**Aim of the exercise**
Set down, word for word, the stretch of lines from the one containing "Extract the structured" to the end of the records below.

>>

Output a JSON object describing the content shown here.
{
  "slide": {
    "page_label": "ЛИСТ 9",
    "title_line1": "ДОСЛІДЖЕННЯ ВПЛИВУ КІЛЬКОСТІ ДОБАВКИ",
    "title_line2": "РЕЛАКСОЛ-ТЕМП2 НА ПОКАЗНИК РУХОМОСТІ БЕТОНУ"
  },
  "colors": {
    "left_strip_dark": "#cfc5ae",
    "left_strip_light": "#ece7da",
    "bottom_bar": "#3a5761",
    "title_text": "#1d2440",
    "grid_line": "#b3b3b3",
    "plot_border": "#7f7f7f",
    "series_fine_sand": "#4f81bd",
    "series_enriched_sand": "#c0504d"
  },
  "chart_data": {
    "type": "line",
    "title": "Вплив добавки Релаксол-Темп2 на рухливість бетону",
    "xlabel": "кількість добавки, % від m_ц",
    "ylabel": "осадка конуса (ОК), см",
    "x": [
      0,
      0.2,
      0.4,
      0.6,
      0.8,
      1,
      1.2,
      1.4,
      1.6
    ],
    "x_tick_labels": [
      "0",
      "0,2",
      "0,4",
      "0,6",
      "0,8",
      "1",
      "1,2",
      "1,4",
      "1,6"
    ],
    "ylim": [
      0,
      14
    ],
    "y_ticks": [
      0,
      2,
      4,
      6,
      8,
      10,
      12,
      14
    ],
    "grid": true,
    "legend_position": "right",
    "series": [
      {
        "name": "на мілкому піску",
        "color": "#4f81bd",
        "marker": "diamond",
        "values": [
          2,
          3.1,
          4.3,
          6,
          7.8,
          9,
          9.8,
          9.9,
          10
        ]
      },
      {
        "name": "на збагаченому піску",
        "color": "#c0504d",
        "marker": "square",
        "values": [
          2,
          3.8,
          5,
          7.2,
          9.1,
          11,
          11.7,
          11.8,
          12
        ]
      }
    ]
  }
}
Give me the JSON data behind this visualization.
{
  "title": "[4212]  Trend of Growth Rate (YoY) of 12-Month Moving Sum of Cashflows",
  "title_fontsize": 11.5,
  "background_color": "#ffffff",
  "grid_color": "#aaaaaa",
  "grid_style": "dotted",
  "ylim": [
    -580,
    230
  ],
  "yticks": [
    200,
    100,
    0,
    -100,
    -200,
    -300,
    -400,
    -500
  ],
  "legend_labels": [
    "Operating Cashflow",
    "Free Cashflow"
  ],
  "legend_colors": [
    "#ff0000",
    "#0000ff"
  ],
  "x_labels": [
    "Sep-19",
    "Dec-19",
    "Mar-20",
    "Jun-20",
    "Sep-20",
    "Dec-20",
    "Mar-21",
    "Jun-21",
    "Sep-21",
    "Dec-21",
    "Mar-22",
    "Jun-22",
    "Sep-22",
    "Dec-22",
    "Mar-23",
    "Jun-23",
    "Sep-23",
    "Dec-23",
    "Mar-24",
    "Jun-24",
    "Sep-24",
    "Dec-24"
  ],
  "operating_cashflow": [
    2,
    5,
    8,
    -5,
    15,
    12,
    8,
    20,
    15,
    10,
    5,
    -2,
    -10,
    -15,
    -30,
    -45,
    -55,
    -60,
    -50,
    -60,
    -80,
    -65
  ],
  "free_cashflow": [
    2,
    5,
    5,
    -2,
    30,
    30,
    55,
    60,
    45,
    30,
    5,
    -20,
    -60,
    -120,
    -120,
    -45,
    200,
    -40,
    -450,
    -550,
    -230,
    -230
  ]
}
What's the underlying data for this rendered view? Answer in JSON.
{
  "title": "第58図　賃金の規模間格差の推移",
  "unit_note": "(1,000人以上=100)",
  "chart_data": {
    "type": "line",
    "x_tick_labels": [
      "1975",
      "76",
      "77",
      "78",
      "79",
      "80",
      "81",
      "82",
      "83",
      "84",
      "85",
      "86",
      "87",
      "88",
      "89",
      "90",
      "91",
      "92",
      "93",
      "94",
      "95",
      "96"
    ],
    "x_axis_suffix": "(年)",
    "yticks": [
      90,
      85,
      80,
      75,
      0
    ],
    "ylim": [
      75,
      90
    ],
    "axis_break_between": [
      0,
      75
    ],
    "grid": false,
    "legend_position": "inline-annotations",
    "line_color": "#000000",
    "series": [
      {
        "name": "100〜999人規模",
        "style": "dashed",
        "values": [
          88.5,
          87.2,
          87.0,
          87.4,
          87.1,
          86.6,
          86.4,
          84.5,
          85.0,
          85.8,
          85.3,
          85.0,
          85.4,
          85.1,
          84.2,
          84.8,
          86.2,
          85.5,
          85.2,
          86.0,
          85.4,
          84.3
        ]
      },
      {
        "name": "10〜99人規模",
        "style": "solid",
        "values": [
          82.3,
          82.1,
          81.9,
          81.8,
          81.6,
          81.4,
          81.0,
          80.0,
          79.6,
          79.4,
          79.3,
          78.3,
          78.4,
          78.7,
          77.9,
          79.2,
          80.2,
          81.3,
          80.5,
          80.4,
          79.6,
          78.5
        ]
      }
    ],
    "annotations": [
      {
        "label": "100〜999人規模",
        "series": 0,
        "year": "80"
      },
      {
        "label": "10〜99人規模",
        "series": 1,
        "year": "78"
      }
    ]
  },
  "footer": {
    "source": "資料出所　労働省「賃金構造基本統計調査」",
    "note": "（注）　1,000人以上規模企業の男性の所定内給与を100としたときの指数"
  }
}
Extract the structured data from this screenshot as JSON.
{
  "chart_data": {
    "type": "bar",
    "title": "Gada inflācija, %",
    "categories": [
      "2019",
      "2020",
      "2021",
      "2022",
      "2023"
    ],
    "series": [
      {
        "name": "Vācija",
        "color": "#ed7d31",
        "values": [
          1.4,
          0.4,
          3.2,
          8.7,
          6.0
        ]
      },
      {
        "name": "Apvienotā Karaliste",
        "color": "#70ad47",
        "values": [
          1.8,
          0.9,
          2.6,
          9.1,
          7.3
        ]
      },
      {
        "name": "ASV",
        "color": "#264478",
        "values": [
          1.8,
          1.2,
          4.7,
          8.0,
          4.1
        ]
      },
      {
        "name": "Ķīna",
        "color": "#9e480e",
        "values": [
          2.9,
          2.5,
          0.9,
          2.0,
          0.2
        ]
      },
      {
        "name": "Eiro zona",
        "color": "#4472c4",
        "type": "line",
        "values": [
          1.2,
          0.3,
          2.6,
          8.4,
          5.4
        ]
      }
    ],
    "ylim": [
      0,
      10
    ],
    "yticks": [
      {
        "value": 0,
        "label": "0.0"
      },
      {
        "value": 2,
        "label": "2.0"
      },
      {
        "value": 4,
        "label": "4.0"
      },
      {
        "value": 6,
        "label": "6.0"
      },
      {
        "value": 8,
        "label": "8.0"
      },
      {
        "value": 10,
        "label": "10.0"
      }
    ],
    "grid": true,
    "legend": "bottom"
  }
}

<<

**Output**
Extract the structured data from this screenshot as JSON.
{
  "chart_data": {
    "type": "bar",
    "title": "Gada inflācija, %",
    "categories": [
      "2019",
      "2020",
      "2021",
      "2022",
      "2023"
    ],
    "series": [
      {
        "name": "Vācija",
        "color": "#ed7d31",
        "values": [
          1.4,
          0.4,
          3.2,
          8.7,
          6.0
        ]
      },
      {
        "name": "Apvienotā Karaliste",
        "color": "#70ad47",
        "values": [
          1.8,
          0.9,
          2.6,
          9.1,
          7.3
        ]
      },
      {
        "name": "ASV",
        "color": "#264478",
        "values": [
          1.8,
          1.2,
          4.7,
          8.0,
          4.1
        ]
      },
      {
        "name": "Ķīna",
        "color": "#9e480e",
        "values": [
          2.9,
          2.5,
          0.9,
          2.0,
          0.2
        ]
      },
      {
        "name": "Eiro zona",
        "color": "#4472c4",
        "type": "line",
        "values": [
          1.2,
          0.3,
          2.6,
          8.4,
          5.4
        ]
      }
    ],
    "ylim": [
      0,
      10
    ],
    "yticks": [
      {
        "value": 0,
        "label": "0.0"
      },
      {
        "value": 2,
        "label": "2.0"
      },
      {
        "value": 4,
        "label": "4.0"
      },
      {
        "value": 6,
        "label": "6.0"
      },
      {
        "value": 8,
        "label": "8.0"
      },
      {
        "value": 10,
        "label": "10.0"
      }
    ],
    "grid": true,
    "legend": "bottom"
  }
}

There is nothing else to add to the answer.